Records to use -
+ + +

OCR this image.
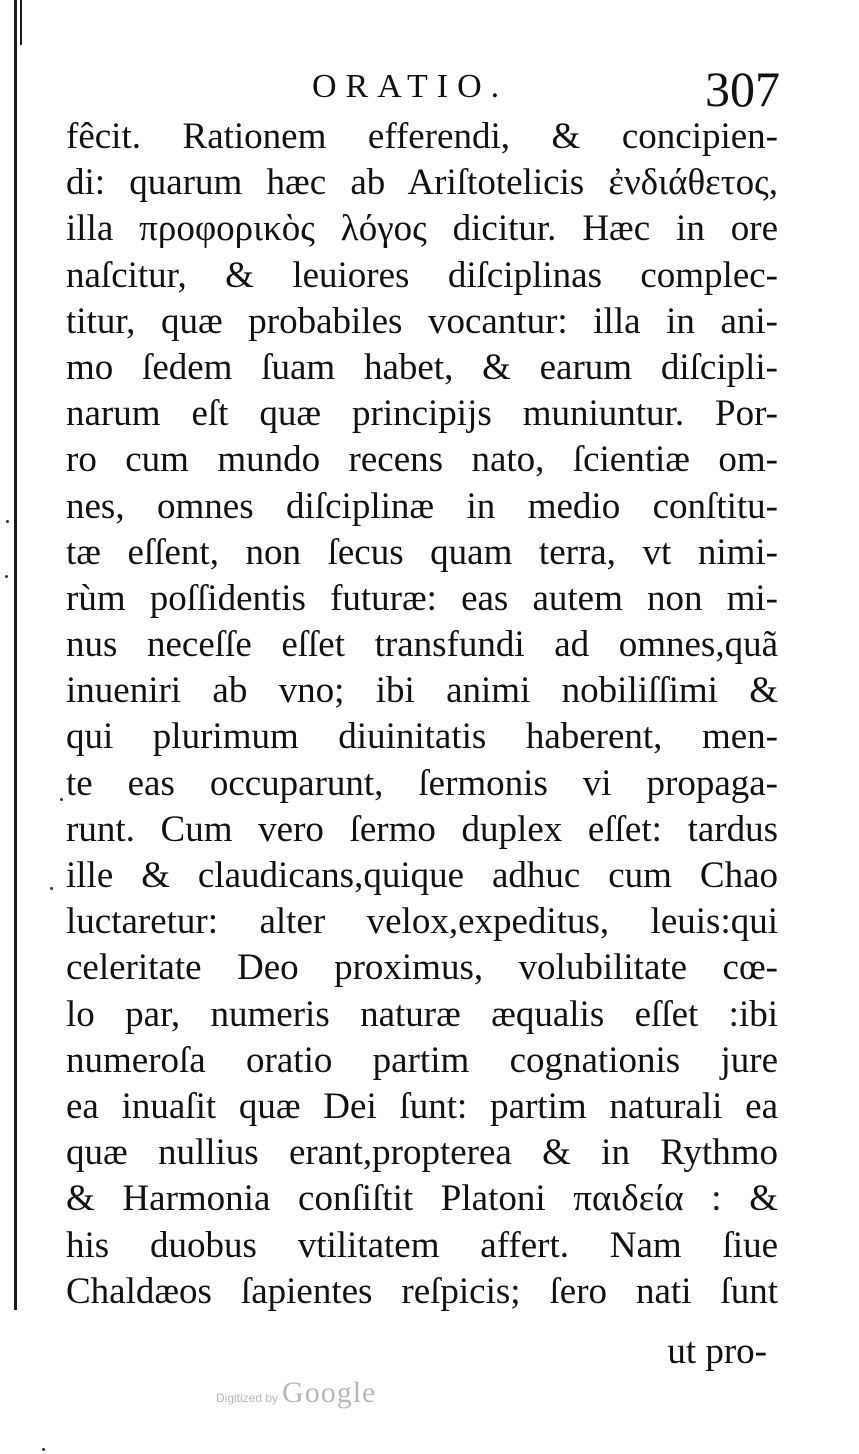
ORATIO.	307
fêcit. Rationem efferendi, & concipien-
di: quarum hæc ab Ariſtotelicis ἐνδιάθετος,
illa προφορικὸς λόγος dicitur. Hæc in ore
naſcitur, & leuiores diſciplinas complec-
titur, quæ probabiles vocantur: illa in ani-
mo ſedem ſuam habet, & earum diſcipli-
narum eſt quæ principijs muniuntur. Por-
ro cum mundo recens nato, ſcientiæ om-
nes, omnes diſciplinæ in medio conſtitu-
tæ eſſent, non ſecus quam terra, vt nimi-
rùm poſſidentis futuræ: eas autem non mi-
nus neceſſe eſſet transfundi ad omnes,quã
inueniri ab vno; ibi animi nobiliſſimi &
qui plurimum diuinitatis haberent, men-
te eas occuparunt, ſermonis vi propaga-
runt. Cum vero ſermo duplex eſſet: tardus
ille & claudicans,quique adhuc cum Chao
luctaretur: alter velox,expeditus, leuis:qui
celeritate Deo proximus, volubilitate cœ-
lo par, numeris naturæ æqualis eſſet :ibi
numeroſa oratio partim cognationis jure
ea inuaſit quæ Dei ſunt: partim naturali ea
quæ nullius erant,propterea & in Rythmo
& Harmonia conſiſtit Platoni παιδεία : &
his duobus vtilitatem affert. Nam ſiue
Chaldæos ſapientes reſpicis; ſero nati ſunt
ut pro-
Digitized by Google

+ + +

Work required - Leave the pictures out and reproduce all of the records exactly.

Answer in full -
OCR this image.
ORATIO.	307
fêcit. Rationem efferendi, & concipien-
di: quarum hæc ab Ariſtotelicis ἐνδιάθετος,
illa προφορικὸς λόγος dicitur. Hæc in ore
naſcitur, & leuiores diſciplinas complec-
titur, quæ probabiles vocantur: illa in ani-
mo ſedem ſuam habet, & earum diſcipli-
narum eſt quæ principijs muniuntur. Por-
ro cum mundo recens nato, ſcientiæ om-
nes, omnes diſciplinæ in medio conſtitu-
tæ eſſent, non ſecus quam terra, vt nimi-
rùm poſſidentis futuræ: eas autem non mi-
nus neceſſe eſſet transfundi ad omnes,quã
inueniri ab vno; ibi animi nobiliſſimi &
qui plurimum diuinitatis haberent, men-
te eas occuparunt, ſermonis vi propaga-
runt. Cum vero ſermo duplex eſſet: tardus
ille & claudicans,quique adhuc cum Chao
luctaretur: alter velox,expeditus, leuis:qui
celeritate Deo proximus, volubilitate cœ-
lo par, numeris naturæ æqualis eſſet :ibi
numeroſa oratio partim cognationis jure
ea inuaſit quæ Dei ſunt: partim naturali ea
quæ nullius erant,propterea & in Rythmo
& Harmonia conſiſtit Platoni παιδεία : &
his duobus vtilitatem affert. Nam ſiue
Chaldæos ſapientes reſpicis; ſero nati ſunt
ut pro-
Digitized by Google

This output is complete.